Select all lines holding the word "this" from the entries that follow.
* BEGIN SOURCE DATA *
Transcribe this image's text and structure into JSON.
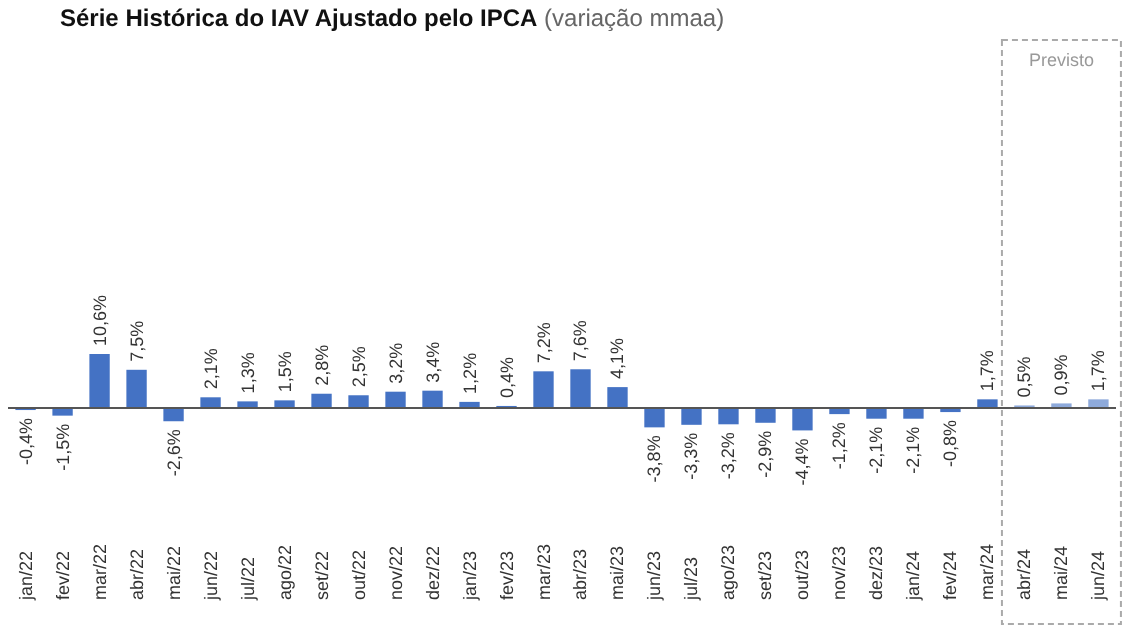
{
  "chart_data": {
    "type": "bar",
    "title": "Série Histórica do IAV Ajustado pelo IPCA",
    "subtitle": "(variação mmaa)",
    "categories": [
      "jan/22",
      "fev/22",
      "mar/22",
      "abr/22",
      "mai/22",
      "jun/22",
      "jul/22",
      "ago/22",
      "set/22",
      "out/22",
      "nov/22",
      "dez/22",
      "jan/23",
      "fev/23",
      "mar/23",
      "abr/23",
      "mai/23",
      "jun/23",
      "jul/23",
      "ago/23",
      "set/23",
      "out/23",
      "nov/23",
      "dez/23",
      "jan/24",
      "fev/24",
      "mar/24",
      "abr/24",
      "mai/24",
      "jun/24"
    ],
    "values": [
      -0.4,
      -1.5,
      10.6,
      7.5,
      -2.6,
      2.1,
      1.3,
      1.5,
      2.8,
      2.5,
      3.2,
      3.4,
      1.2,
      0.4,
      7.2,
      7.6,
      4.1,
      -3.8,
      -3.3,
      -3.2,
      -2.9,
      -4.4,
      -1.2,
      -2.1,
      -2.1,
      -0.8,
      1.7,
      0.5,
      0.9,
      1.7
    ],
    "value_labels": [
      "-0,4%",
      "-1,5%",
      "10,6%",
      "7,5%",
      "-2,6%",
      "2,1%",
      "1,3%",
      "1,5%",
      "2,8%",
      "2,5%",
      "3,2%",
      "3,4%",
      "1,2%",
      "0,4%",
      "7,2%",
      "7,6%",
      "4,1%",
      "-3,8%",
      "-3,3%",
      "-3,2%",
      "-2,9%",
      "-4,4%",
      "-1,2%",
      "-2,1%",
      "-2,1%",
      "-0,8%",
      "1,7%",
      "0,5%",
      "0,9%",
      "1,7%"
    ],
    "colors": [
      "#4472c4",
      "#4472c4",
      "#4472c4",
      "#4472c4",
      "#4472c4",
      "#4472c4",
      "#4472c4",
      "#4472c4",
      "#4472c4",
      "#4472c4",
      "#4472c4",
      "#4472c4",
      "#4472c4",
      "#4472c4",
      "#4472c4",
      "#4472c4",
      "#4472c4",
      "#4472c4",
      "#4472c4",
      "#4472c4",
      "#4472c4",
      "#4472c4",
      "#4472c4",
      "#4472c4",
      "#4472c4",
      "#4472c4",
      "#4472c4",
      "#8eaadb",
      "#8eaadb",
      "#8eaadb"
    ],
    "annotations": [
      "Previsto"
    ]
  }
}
* END SOURCE DATA *
* BEGIN SOURCE DATA *
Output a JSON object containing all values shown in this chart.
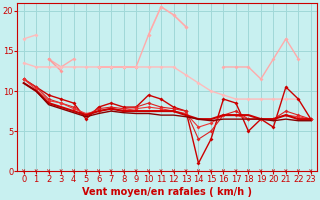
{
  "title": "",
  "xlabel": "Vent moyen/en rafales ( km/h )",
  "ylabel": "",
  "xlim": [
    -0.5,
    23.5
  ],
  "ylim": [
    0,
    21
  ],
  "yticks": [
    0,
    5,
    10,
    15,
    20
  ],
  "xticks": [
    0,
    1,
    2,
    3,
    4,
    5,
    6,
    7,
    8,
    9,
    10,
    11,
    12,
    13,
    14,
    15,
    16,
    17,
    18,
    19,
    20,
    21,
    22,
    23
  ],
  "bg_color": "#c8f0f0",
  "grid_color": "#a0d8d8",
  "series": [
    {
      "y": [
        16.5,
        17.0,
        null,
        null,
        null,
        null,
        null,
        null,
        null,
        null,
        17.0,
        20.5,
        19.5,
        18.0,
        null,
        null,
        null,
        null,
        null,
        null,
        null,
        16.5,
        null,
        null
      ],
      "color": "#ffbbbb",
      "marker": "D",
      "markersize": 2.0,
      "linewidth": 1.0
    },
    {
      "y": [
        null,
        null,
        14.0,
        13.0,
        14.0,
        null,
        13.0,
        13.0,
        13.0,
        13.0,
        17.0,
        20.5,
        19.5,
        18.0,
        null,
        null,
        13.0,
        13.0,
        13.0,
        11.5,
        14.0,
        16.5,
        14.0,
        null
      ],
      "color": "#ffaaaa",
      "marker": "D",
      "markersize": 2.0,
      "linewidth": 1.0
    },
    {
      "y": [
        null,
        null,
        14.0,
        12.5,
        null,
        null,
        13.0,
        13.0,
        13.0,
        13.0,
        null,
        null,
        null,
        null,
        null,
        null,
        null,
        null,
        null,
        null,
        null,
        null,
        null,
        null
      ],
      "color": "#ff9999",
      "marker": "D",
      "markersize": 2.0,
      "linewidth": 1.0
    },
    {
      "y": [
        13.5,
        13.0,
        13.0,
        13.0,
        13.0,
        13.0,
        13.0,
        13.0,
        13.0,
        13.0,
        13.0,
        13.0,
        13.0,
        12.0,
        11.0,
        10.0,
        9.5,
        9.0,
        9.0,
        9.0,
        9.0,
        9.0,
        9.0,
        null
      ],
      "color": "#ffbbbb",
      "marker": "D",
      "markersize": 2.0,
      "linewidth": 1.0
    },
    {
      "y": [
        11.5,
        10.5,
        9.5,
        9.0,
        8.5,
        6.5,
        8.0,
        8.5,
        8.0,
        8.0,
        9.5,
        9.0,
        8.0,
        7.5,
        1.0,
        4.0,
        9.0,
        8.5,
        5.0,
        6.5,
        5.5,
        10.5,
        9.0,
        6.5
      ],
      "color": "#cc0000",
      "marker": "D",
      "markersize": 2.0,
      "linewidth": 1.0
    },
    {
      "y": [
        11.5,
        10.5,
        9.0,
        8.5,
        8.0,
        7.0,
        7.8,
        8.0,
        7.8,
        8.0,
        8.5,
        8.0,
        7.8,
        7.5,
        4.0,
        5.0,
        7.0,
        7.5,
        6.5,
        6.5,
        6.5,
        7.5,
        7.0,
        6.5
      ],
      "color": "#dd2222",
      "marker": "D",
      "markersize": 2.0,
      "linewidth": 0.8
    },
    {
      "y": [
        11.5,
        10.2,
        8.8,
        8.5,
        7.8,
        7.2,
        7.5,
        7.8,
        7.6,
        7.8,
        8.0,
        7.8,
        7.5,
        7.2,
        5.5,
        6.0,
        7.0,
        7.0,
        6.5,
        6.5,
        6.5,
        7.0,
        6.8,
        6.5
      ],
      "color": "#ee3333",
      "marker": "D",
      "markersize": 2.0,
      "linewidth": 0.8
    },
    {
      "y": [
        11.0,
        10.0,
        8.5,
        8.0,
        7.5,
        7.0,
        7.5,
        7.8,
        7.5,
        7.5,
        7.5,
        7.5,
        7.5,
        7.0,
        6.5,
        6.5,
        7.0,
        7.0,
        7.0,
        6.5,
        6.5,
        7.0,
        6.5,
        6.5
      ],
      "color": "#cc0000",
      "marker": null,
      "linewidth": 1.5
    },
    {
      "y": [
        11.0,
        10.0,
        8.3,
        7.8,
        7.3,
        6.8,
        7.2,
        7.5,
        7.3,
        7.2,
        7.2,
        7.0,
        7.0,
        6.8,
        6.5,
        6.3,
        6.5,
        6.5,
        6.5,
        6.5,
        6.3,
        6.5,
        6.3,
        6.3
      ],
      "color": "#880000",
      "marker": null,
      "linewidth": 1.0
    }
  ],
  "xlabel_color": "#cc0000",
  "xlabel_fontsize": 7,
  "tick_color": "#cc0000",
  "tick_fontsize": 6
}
* END SOURCE DATA *
* BEGIN SOURCE DATA *
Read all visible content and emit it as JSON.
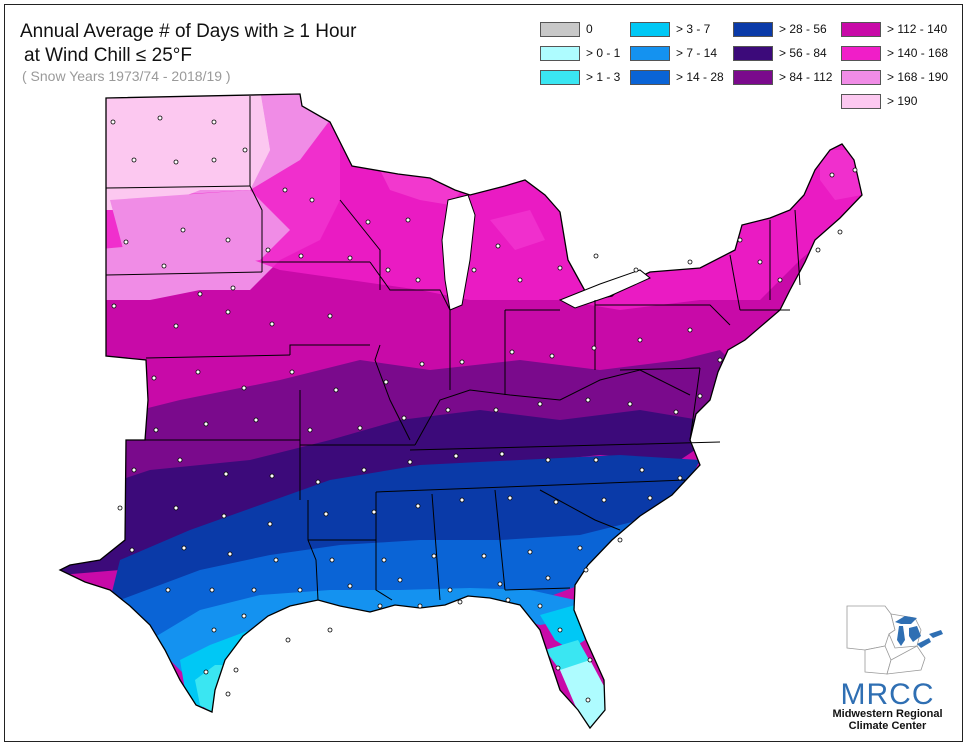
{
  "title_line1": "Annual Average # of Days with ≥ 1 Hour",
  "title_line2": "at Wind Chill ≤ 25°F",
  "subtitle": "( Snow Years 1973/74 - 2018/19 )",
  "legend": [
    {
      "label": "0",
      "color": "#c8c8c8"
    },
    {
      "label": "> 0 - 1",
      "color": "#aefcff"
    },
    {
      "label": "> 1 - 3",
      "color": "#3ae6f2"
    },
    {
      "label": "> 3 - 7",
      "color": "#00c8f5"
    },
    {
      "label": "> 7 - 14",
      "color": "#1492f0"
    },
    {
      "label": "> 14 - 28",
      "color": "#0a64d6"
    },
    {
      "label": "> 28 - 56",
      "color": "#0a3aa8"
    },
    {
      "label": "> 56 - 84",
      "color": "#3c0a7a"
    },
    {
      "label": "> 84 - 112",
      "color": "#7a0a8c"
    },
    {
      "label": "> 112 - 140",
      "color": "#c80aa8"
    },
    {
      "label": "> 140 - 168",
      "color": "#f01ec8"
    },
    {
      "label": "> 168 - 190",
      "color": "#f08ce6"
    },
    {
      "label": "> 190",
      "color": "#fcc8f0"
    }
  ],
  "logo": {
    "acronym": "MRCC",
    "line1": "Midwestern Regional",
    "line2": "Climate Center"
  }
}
* END SOURCE DATA *
* RESPONSE *
Transcribe this image's text and structure into JSON.
Output a JSON object containing all values shown in this chart.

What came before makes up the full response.